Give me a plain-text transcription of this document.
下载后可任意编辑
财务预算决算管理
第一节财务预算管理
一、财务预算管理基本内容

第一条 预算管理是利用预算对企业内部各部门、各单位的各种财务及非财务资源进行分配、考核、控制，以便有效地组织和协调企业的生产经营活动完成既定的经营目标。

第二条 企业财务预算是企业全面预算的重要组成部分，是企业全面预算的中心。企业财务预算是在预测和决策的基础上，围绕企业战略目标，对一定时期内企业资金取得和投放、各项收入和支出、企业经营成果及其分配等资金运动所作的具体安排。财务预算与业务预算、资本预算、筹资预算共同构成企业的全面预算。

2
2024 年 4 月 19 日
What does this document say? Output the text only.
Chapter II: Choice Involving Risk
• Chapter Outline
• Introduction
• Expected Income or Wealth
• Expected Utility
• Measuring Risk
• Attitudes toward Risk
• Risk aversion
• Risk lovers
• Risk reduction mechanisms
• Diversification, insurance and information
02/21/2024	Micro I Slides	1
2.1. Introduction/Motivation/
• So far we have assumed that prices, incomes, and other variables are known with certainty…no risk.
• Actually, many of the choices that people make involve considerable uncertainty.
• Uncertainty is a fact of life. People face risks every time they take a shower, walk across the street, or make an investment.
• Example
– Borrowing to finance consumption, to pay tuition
__________________________________________________
[Directions for this task]
Report the number of lines in the listing where the string "Expected" appears, and nothing besides.

[Response for this exercise]
2